>> Start EXERCISE INPUT

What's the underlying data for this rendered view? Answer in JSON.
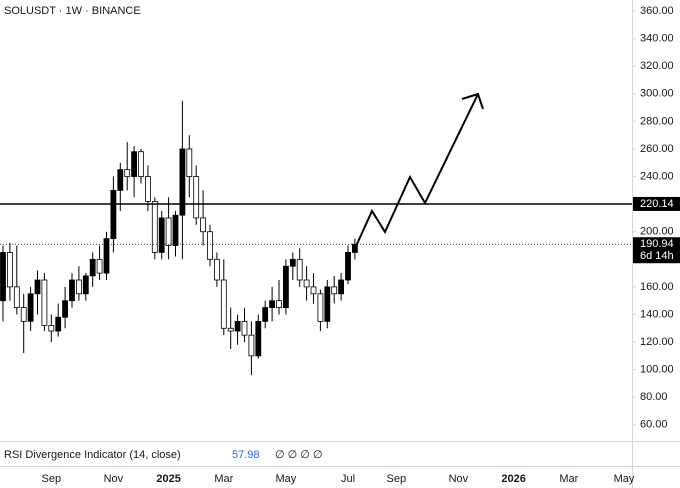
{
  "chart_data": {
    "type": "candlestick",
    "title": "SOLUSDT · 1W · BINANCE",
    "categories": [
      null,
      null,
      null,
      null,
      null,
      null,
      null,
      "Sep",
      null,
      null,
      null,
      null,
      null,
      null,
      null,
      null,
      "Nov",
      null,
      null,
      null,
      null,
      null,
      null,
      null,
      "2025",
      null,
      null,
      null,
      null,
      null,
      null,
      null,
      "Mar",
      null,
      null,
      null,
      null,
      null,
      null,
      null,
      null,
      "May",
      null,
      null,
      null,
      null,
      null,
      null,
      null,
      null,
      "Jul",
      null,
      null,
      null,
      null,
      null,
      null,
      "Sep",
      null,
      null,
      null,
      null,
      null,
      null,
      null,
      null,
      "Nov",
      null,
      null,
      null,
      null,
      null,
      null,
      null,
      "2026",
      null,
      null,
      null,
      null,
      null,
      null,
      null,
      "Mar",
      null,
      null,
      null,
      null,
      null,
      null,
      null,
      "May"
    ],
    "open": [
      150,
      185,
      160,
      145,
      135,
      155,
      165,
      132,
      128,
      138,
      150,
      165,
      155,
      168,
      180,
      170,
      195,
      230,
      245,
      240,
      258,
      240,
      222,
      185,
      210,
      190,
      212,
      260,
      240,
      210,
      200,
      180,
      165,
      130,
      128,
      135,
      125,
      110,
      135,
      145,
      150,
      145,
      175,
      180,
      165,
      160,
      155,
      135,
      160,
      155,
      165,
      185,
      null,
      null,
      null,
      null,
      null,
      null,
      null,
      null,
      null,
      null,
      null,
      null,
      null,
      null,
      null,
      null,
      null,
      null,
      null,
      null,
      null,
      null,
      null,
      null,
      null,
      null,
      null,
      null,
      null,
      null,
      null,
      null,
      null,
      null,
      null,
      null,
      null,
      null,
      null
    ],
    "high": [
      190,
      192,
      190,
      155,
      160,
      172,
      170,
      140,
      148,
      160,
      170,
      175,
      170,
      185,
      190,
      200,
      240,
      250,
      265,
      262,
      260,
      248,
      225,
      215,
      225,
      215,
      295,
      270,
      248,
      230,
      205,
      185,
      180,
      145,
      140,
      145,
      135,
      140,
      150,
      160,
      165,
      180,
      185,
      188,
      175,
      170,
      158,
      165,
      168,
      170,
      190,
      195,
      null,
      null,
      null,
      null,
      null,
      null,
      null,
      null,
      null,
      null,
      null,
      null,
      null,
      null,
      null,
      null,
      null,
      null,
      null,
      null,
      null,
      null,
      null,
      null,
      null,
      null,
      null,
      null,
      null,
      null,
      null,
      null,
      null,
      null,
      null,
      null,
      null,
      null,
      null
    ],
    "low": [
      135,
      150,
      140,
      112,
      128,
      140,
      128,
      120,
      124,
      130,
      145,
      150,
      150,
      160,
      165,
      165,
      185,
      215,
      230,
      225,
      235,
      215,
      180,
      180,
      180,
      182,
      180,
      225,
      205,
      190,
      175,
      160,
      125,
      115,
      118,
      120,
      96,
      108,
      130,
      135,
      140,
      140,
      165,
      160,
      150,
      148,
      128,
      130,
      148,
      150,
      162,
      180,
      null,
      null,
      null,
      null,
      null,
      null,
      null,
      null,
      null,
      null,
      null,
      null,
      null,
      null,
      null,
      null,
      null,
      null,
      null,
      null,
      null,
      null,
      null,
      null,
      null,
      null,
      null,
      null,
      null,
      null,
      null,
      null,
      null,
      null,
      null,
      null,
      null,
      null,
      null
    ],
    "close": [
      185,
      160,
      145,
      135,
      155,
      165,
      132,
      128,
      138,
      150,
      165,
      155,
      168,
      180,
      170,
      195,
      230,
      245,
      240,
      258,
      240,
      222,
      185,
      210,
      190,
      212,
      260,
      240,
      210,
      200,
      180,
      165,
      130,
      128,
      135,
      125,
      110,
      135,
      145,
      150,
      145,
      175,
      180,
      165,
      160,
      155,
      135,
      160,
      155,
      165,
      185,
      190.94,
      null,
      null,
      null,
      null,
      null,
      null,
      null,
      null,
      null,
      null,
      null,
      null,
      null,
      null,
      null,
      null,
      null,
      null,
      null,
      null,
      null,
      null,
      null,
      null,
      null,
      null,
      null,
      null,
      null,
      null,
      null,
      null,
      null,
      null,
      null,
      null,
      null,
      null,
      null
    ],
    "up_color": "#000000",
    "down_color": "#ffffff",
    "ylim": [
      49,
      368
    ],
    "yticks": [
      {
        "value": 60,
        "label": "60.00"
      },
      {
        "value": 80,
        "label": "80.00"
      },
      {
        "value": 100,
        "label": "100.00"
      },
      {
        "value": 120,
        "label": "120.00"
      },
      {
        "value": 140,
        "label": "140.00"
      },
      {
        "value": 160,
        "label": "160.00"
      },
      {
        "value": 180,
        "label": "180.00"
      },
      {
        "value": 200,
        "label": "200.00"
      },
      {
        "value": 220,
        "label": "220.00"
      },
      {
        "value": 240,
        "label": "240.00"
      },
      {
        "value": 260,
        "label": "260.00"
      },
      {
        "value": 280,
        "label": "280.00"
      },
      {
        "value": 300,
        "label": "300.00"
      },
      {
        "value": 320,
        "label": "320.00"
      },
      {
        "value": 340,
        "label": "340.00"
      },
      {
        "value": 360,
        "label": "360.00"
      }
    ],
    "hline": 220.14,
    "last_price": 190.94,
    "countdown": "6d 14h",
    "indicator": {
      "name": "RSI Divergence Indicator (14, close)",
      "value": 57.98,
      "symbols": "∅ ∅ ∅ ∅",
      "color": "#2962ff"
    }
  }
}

>> End EXERCISE INPUT
>> Start EXERCISE INPUT

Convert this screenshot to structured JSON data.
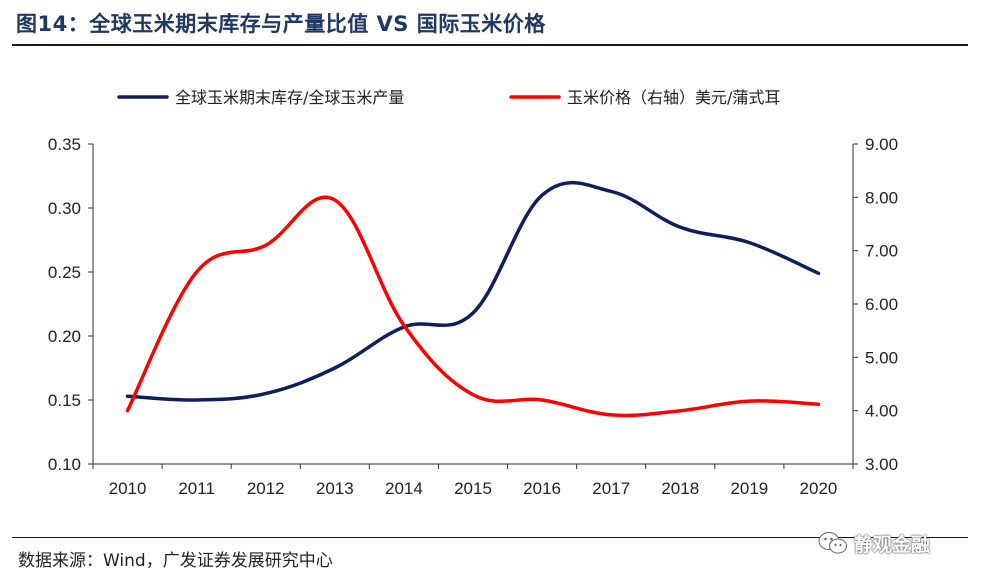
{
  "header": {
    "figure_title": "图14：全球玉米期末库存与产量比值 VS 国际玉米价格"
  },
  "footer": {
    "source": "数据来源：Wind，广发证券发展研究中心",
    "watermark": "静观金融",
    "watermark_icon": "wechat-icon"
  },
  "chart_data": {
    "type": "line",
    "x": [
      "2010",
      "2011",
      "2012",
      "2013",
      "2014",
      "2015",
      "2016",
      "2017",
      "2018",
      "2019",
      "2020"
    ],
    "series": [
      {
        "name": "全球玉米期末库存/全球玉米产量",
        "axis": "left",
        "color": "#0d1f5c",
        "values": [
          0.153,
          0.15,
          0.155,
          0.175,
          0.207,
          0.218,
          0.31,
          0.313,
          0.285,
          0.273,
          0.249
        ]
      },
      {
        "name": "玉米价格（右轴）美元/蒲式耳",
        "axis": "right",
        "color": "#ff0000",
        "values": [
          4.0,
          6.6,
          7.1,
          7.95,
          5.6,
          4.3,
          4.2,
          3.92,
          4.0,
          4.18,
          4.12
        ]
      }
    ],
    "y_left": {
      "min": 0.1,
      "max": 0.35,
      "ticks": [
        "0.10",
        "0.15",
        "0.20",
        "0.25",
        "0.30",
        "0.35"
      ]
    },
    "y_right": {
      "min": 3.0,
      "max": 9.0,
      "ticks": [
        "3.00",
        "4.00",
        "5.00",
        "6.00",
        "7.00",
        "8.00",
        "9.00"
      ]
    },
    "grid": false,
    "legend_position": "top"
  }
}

>> End EXERCISE INPUT

List all lines from the entries that include the word "this".

What's the underlying data for this rendered view? Answer in JSON.
Convert this screenshot to structured JSON data.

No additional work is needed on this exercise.